### WHAT TO DO
Would you return all of this data exactly, leaving nothing out?

[Start ENTRIES SHOWN]

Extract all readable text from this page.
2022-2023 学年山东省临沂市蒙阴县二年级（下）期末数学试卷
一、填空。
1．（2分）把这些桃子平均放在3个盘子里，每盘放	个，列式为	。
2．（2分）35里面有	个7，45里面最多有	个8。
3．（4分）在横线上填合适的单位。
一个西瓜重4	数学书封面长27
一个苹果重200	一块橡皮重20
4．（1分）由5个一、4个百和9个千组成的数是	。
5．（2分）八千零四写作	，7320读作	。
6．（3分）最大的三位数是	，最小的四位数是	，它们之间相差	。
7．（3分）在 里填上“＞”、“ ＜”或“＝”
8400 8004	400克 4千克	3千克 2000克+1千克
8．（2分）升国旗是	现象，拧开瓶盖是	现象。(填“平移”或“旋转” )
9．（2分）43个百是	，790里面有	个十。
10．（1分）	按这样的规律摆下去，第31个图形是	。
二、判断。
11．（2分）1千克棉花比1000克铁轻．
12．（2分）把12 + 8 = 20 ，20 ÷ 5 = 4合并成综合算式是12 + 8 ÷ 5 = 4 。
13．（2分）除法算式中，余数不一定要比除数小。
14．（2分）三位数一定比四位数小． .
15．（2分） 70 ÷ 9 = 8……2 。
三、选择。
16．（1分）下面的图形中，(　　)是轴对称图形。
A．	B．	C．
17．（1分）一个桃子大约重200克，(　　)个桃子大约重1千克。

[End ENTRIES SHOWN]

### OUTPUT BELOW
Extract all readable text from this page.
2022-2023 学年山东省临沂市蒙阴县二年级（下）期末数学试卷
一、填空。
1．（2分）把这些桃子平均放在3个盘子里，每盘放	个，列式为	。
2．（2分）35里面有	个7，45里面最多有	个8。
3．（4分）在横线上填合适的单位。
一个西瓜重4	数学书封面长27
一个苹果重200	一块橡皮重20
4．（1分）由5个一、4个百和9个千组成的数是	。
5．（2分）八千零四写作	，7320读作	。
6．（3分）最大的三位数是	，最小的四位数是	，它们之间相差	。
7．（3分）在 里填上“＞”、“ ＜”或“＝”
8400 8004	400克 4千克	3千克 2000克+1千克
8．（2分）升国旗是	现象，拧开瓶盖是	现象。(填“平移”或“旋转” )
9．（2分）43个百是	，790里面有	个十。
10．（1分）	按这样的规律摆下去，第31个图形是	。
二、判断。
11．（2分）1千克棉花比1000克铁轻．
12．（2分）把12 + 8 = 20 ，20 ÷ 5 = 4合并成综合算式是12 + 8 ÷ 5 = 4 。
13．（2分）除法算式中，余数不一定要比除数小。
14．（2分）三位数一定比四位数小． .
15．（2分） 70 ÷ 9 = 8……2 。
三、选择。
16．（1分）下面的图形中，(　　)是轴对称图形。
A．	B．	C．
17．（1分）一个桃子大约重200克，(　　)个桃子大约重1千克。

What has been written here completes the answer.